▶ SUPPLIED RECORDS:
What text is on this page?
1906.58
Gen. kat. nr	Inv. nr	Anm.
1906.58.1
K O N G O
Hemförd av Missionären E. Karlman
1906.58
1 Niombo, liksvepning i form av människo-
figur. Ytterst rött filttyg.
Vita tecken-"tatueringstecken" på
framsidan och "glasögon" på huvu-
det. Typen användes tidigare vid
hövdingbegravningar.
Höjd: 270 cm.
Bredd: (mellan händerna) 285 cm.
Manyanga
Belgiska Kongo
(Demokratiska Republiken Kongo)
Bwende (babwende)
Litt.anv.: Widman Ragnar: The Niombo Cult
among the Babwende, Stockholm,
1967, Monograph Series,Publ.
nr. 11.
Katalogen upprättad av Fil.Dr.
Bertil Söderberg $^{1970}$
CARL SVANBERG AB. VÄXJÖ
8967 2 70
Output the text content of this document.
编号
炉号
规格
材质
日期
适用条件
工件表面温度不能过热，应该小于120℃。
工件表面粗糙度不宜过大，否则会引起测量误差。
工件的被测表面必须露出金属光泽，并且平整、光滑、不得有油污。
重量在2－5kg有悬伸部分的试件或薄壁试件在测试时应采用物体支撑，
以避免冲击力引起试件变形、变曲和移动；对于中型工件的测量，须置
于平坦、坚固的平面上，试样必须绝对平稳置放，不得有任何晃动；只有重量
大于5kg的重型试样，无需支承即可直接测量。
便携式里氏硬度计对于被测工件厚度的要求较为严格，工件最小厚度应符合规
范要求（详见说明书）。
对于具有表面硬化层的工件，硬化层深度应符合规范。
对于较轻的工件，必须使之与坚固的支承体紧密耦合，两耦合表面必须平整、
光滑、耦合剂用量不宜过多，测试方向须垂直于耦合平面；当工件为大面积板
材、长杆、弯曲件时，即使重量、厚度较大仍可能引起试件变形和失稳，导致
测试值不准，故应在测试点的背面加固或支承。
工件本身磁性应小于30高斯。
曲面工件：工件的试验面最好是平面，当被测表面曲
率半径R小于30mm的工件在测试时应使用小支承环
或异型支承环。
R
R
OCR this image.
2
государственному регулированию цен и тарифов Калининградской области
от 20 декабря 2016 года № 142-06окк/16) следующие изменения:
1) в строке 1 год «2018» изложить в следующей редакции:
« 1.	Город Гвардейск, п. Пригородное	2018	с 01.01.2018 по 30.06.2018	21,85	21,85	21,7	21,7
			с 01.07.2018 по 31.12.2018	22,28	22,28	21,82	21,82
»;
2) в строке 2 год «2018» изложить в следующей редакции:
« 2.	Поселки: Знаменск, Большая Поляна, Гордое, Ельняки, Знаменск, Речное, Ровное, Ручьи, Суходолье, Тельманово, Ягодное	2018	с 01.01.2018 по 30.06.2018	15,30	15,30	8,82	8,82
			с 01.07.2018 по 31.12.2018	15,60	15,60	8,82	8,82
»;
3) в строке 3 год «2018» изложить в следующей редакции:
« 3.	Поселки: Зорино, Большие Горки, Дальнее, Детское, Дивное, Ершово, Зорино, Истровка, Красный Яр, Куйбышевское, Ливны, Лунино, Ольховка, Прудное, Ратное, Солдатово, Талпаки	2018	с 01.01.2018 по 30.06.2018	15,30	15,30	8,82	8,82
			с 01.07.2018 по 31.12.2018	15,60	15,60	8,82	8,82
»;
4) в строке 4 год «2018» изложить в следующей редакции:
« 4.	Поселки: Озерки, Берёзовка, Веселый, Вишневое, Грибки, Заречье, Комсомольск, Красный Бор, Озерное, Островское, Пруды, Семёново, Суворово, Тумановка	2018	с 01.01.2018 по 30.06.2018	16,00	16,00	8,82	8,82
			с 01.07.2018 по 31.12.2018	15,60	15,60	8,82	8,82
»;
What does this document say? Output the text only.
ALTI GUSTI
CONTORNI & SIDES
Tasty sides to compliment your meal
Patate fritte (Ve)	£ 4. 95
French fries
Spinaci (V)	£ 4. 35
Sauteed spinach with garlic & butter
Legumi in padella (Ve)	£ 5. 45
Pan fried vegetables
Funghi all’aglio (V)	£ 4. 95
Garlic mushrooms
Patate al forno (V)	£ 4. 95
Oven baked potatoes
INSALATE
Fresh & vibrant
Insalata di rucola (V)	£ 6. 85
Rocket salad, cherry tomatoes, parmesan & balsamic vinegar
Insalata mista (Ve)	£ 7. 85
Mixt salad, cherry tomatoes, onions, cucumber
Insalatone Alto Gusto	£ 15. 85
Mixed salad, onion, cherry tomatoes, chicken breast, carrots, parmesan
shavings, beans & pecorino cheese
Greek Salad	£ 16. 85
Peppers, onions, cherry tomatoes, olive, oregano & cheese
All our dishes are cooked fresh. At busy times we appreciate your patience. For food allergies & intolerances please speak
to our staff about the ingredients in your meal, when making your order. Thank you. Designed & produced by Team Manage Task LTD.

▶ WRITTEN REQUEST:
Copy out each record exactly as given, omitting none.

▶ ANSWER TO THE TASK:
What text is on this page?
1906.58
Gen. kat. nr	Inv. nr	Anm.
1906.58.1
K O N G O
Hemförd av Missionären E. Karlman
1906.58
1 Niombo, liksvepning i form av människo-
figur. Ytterst rött filttyg.
Vita tecken-"tatueringstecken" på
framsidan och "glasögon" på huvu-
det. Typen användes tidigare vid
hövdingbegravningar.
Höjd: 270 cm.
Bredd: (mellan händerna) 285 cm.
Manyanga
Belgiska Kongo
(Demokratiska Republiken Kongo)
Bwende (babwende)
Litt.anv.: Widman Ragnar: The Niombo Cult
among the Babwende, Stockholm,
1967, Monograph Series,Publ.
nr. 11.
Katalogen upprättad av Fil.Dr.
Bertil Söderberg $^{1970}$
CARL SVANBERG AB. VÄXJÖ
8967 2 70
Output the text content of this document.
编号
炉号
规格
材质
日期
适用条件
工件表面温度不能过热，应该小于120℃。
工件表面粗糙度不宜过大，否则会引起测量误差。
工件的被测表面必须露出金属光泽，并且平整、光滑、不得有油污。
重量在2－5kg有悬伸部分的试件或薄壁试件在测试时应采用物体支撑，
以避免冲击力引起试件变形、变曲和移动；对于中型工件的测量，须置
于平坦、坚固的平面上，试样必须绝对平稳置放，不得有任何晃动；只有重量
大于5kg的重型试样，无需支承即可直接测量。
便携式里氏硬度计对于被测工件厚度的要求较为严格，工件最小厚度应符合规
范要求（详见说明书）。
对于具有表面硬化层的工件，硬化层深度应符合规范。
对于较轻的工件，必须使之与坚固的支承体紧密耦合，两耦合表面必须平整、
光滑、耦合剂用量不宜过多，测试方向须垂直于耦合平面；当工件为大面积板
材、长杆、弯曲件时，即使重量、厚度较大仍可能引起试件变形和失稳，导致
测试值不准，故应在测试点的背面加固或支承。
工件本身磁性应小于30高斯。
曲面工件：工件的试验面最好是平面，当被测表面曲
率半径R小于30mm的工件在测试时应使用小支承环
或异型支承环。
R
R
OCR this image.
2
государственному регулированию цен и тарифов Калининградской области
от 20 декабря 2016 года № 142-06окк/16) следующие изменения:
1) в строке 1 год «2018» изложить в следующей редакции:
« 1.	Город Гвардейск, п. Пригородное	2018	с 01.01.2018 по 30.06.2018	21,85	21,85	21,7	21,7
			с 01.07.2018 по 31.12.2018	22,28	22,28	21,82	21,82
»;
2) в строке 2 год «2018» изложить в следующей редакции:
« 2.	Поселки: Знаменск, Большая Поляна, Гордое, Ельняки, Знаменск, Речное, Ровное, Ручьи, Суходолье, Тельманово, Ягодное	2018	с 01.01.2018 по 30.06.2018	15,30	15,30	8,82	8,82
			с 01.07.2018 по 31.12.2018	15,60	15,60	8,82	8,82
»;
3) в строке 3 год «2018» изложить в следующей редакции:
« 3.	Поселки: Зорино, Большие Горки, Дальнее, Детское, Дивное, Ершово, Зорино, Истровка, Красный Яр, Куйбышевское, Ливны, Лунино, Ольховка, Прудное, Ратное, Солдатово, Талпаки	2018	с 01.01.2018 по 30.06.2018	15,30	15,30	8,82	8,82
			с 01.07.2018 по 31.12.2018	15,60	15,60	8,82	8,82
»;
4) в строке 4 год «2018» изложить в следующей редакции:
« 4.	Поселки: Озерки, Берёзовка, Веселый, Вишневое, Грибки, Заречье, Комсомольск, Красный Бор, Озерное, Островское, Пруды, Семёново, Суворово, Тумановка	2018	с 01.01.2018 по 30.06.2018	16,00	16,00	8,82	8,82
			с 01.07.2018 по 31.12.2018	15,60	15,60	8,82	8,82
»;
What does this document say? Output the text only.
ALTI GUSTI
CONTORNI & SIDES
Tasty sides to compliment your meal
Patate fritte (Ve)	£ 4. 95
French fries
Spinaci (V)	£ 4. 35
Sauteed spinach with garlic & butter
Legumi in padella (Ve)	£ 5. 45
Pan fried vegetables
Funghi all’aglio (V)	£ 4. 95
Garlic mushrooms
Patate al forno (V)	£ 4. 95
Oven baked potatoes
INSALATE
Fresh & vibrant
Insalata di rucola (V)	£ 6. 85
Rocket salad, cherry tomatoes, parmesan & balsamic vinegar
Insalata mista (Ve)	£ 7. 85
Mixt salad, cherry tomatoes, onions, cucumber
Insalatone Alto Gusto	£ 15. 85
Mixed salad, onion, cherry tomatoes, chicken breast, carrots, parmesan
shavings, beans & pecorino cheese
Greek Salad	£ 16. 85
Peppers, onions, cherry tomatoes, olive, oregano & cheese
All our dishes are cooked fresh. At busy times we appreciate your patience. For food allergies & intolerances please speak
to our staff about the ingredients in your meal, when making your order. Thank you. Designed & produced by Team Manage Task LTD.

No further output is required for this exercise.